Entries with figure data
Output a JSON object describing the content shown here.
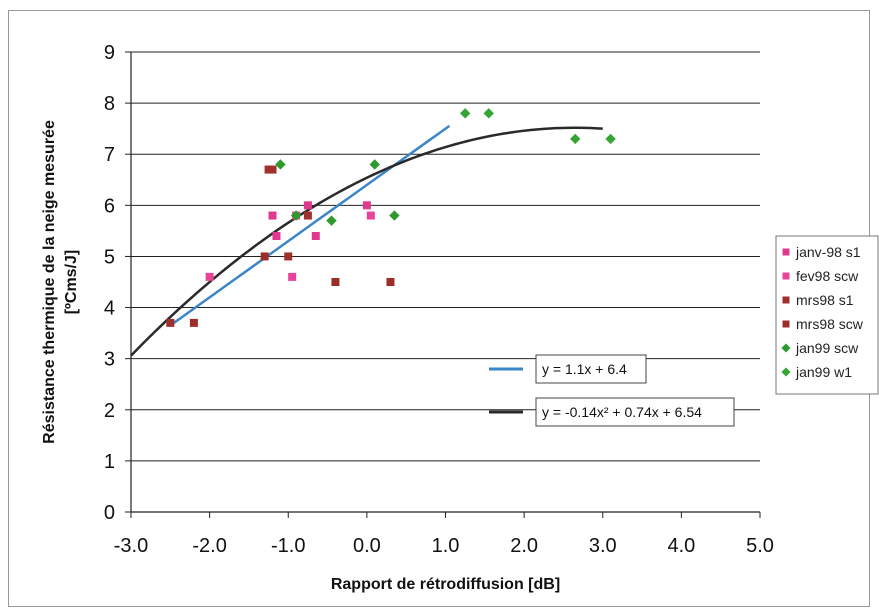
{
  "chart_data": {
    "type": "scatter",
    "title": "",
    "xlabel": "Rapport de rétrodiffusion [dB]",
    "ylabel": "Résistance thermique de la neige mesurée",
    "ylabel_unit": "[ºCms/J]",
    "xlim": [
      -3.0,
      5.0
    ],
    "ylim": [
      0,
      9
    ],
    "x_ticks": [
      "-3.0",
      "-2.0",
      "-1.0",
      "0.0",
      "1.0",
      "2.0",
      "3.0",
      "4.0",
      "5.0"
    ],
    "y_ticks": [
      "0",
      "1",
      "2",
      "3",
      "4",
      "5",
      "6",
      "7",
      "8",
      "9"
    ],
    "grid": "horizontal",
    "legend_position": "right",
    "series": [
      {
        "name": "janv-98 s1",
        "marker": "square",
        "color": "#e0388e",
        "points": [
          [
            -1.2,
            5.8
          ],
          [
            -1.15,
            5.4
          ],
          [
            -0.75,
            6.0
          ],
          [
            -0.65,
            5.4
          ],
          [
            0.0,
            6.0
          ]
        ]
      },
      {
        "name": "fev98 scw",
        "marker": "square",
        "color": "#e8449a",
        "points": [
          [
            -2.0,
            4.6
          ],
          [
            -0.95,
            4.6
          ],
          [
            -0.9,
            5.8
          ],
          [
            0.05,
            5.8
          ]
        ]
      },
      {
        "name": "mrs98 s1",
        "marker": "square",
        "color": "#a0302c",
        "points": [
          [
            -2.5,
            3.7
          ],
          [
            -1.25,
            6.7
          ],
          [
            -1.2,
            6.7
          ],
          [
            -1.0,
            5.0
          ],
          [
            -0.75,
            5.8
          ]
        ]
      },
      {
        "name": "mrs98 scw",
        "marker": "square",
        "color": "#9c2e2a",
        "points": [
          [
            -2.2,
            3.7
          ],
          [
            -1.3,
            5.0
          ],
          [
            -0.4,
            4.5
          ],
          [
            0.3,
            4.5
          ]
        ]
      },
      {
        "name": "jan99 scw",
        "marker": "diamond",
        "color": "#2e9a2e",
        "points": [
          [
            -1.1,
            6.8
          ],
          [
            -0.9,
            5.8
          ],
          [
            -0.45,
            5.7
          ],
          [
            0.1,
            6.8
          ],
          [
            0.35,
            5.8
          ]
        ]
      },
      {
        "name": "jan99 w1",
        "marker": "diamond",
        "color": "#35a535",
        "points": [
          [
            1.25,
            7.8
          ],
          [
            1.55,
            7.8
          ],
          [
            2.65,
            7.3
          ],
          [
            3.1,
            7.3
          ]
        ]
      }
    ],
    "trendlines": [
      {
        "type": "linear",
        "equation": "y = 1.1x + 6.4",
        "color": "#3b86c8",
        "x_range": [
          -2.5,
          1.05
        ],
        "coef": [
          6.4,
          1.1
        ]
      },
      {
        "type": "polynomial",
        "equation": "y = -0.14x² + 0.74x + 6.54",
        "color": "#2a2a2a",
        "x_range": [
          -3.0,
          3.0
        ],
        "coef": [
          6.54,
          0.74,
          -0.14
        ]
      }
    ]
  }
}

Requirement
Your task is an exact transcription of all the data, minus the pictures.

Response to the exercise
Output a JSON object describing the content shown here.
{
  "chart_data": {
    "type": "scatter",
    "title": "",
    "xlabel": "Rapport de rétrodiffusion [dB]",
    "ylabel": "Résistance thermique de la neige mesurée",
    "ylabel_unit": "[ºCms/J]",
    "xlim": [
      -3.0,
      5.0
    ],
    "ylim": [
      0,
      9
    ],
    "x_ticks": [
      "-3.0",
      "-2.0",
      "-1.0",
      "0.0",
      "1.0",
      "2.0",
      "3.0",
      "4.0",
      "5.0"
    ],
    "y_ticks": [
      "0",
      "1",
      "2",
      "3",
      "4",
      "5",
      "6",
      "7",
      "8",
      "9"
    ],
    "grid": "horizontal",
    "legend_position": "right",
    "series": [
      {
        "name": "janv-98 s1",
        "marker": "square",
        "color": "#e0388e",
        "points": [
          [
            -1.2,
            5.8
          ],
          [
            -1.15,
            5.4
          ],
          [
            -0.75,
            6.0
          ],
          [
            -0.65,
            5.4
          ],
          [
            0.0,
            6.0
          ]
        ]
      },
      {
        "name": "fev98 scw",
        "marker": "square",
        "color": "#e8449a",
        "points": [
          [
            -2.0,
            4.6
          ],
          [
            -0.95,
            4.6
          ],
          [
            -0.9,
            5.8
          ],
          [
            0.05,
            5.8
          ]
        ]
      },
      {
        "name": "mrs98 s1",
        "marker": "square",
        "color": "#a0302c",
        "points": [
          [
            -2.5,
            3.7
          ],
          [
            -1.25,
            6.7
          ],
          [
            -1.2,
            6.7
          ],
          [
            -1.0,
            5.0
          ],
          [
            -0.75,
            5.8
          ]
        ]
      },
      {
        "name": "mrs98 scw",
        "marker": "square",
        "color": "#9c2e2a",
        "points": [
          [
            -2.2,
            3.7
          ],
          [
            -1.3,
            5.0
          ],
          [
            -0.4,
            4.5
          ],
          [
            0.3,
            4.5
          ]
        ]
      },
      {
        "name": "jan99 scw",
        "marker": "diamond",
        "color": "#2e9a2e",
        "points": [
          [
            -1.1,
            6.8
          ],
          [
            -0.9,
            5.8
          ],
          [
            -0.45,
            5.7
          ],
          [
            0.1,
            6.8
          ],
          [
            0.35,
            5.8
          ]
        ]
      },
      {
        "name": "jan99 w1",
        "marker": "diamond",
        "color": "#35a535",
        "points": [
          [
            1.25,
            7.8
          ],
          [
            1.55,
            7.8
          ],
          [
            2.65,
            7.3
          ],
          [
            3.1,
            7.3
          ]
        ]
      }
    ],
    "trendlines": [
      {
        "type": "linear",
        "equation": "y = 1.1x + 6.4",
        "color": "#3b86c8",
        "x_range": [
          -2.5,
          1.05
        ],
        "coef": [
          6.4,
          1.1
        ]
      },
      {
        "type": "polynomial",
        "equation": "y = -0.14x² + 0.74x + 6.54",
        "color": "#2a2a2a",
        "x_range": [
          -3.0,
          3.0
        ],
        "coef": [
          6.54,
          0.74,
          -0.14
        ]
      }
    ]
  }
}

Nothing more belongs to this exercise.